■ REQUIRED TASK ■
From the listing, collect all lines containing the word "大みか工場".
--- Begin PROVIDED RECORDS ---
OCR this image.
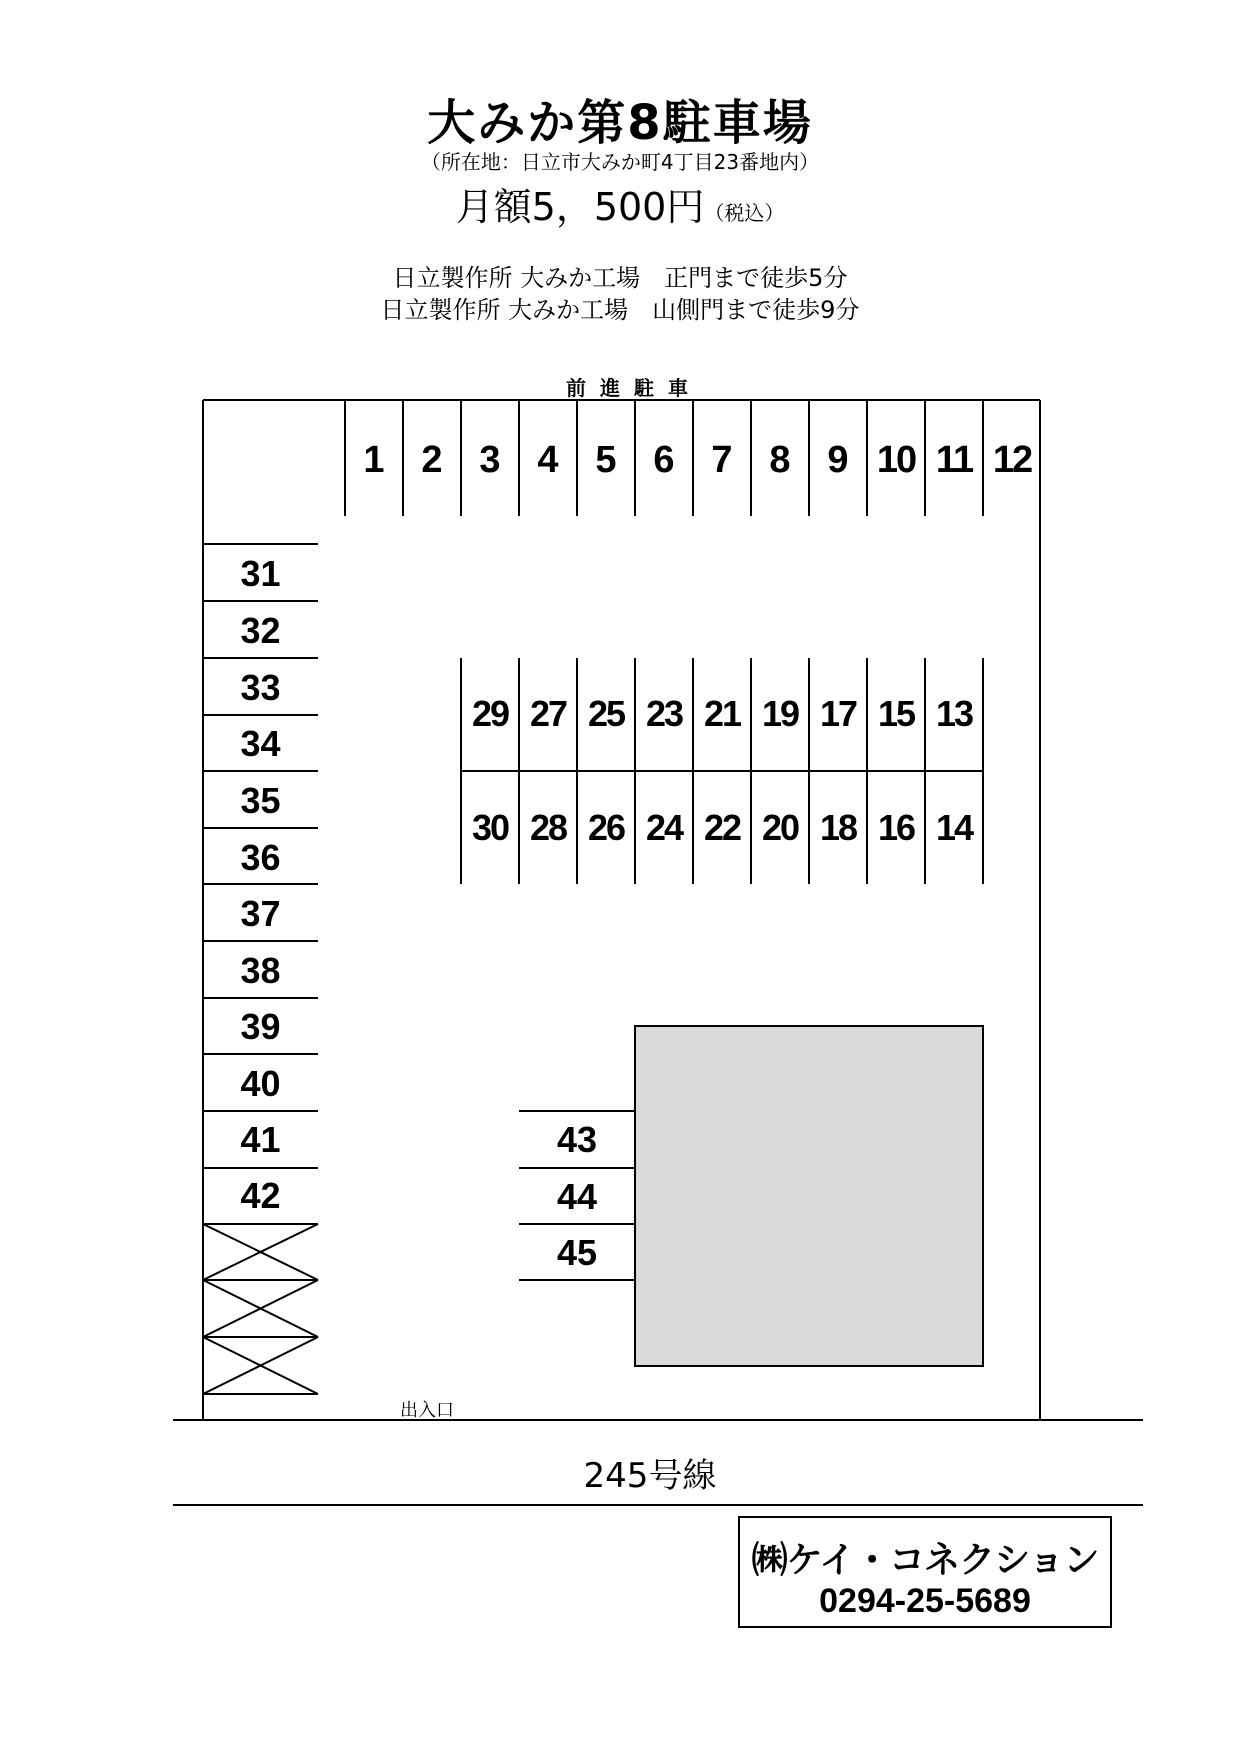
大みか第8駐車場
（所在地：日立市大みか町4丁目23番地内）
月額5，500円（税込）
日立製作所 大みか工場　正門まで徒歩5分
日立製作所 大みか工場　山側門まで徒歩9分
前進駐車
1 2 3 4 5 6 7 8 9 10 11 12
29 27 25 23 21 19 17 15 13
30 28 26 24 22 20 18 16 14
31
32
33
34
35
36
37
38
39
40
41
42
43
44
45
出入口
245号線
㈱ケイ・コネクション
0294-25-5689
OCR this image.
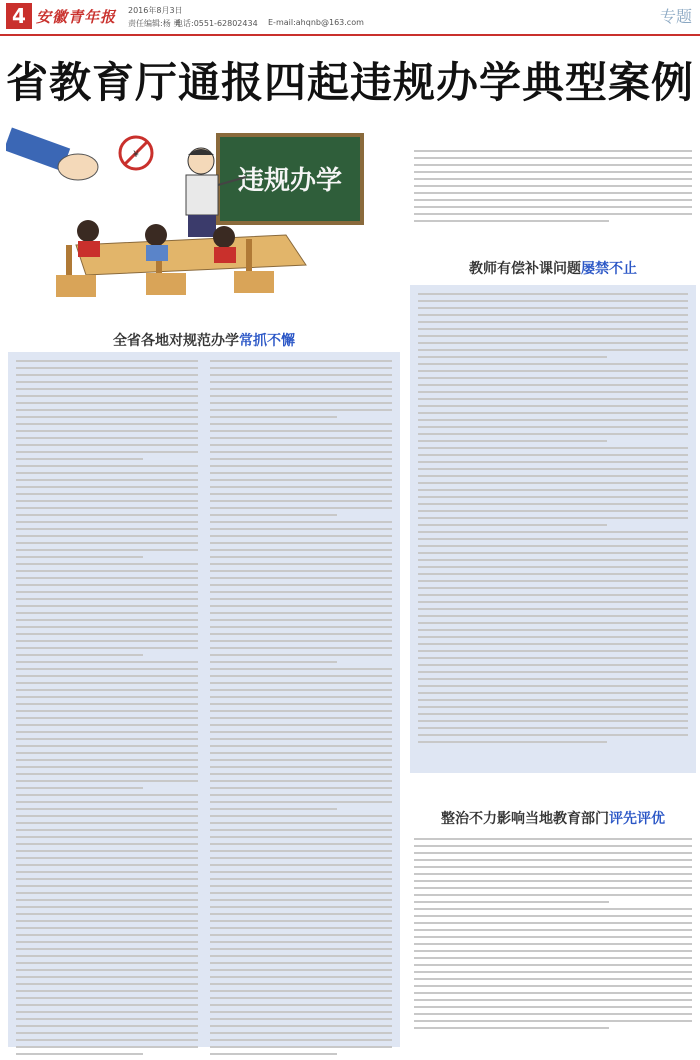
4 安徽青年报 2016年8月3日
责任编辑:杨 勇
电话:0551-62802434 E-mail:ahqnb@163.com	专题
省教育厅通报四起违规办学典型案例
¥
违规办学
教师有偿补课问题屡禁不止
全省各地对规范办学常抓不懈
整治不力影响当地教育部门评先评优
--- End PROVIDED RECORDS ---
■ FINISHED TASK ■
日立製作所 大みか工場　正門まで徒歩5分
日立製作所 大みか工場　山側門まで徒歩9分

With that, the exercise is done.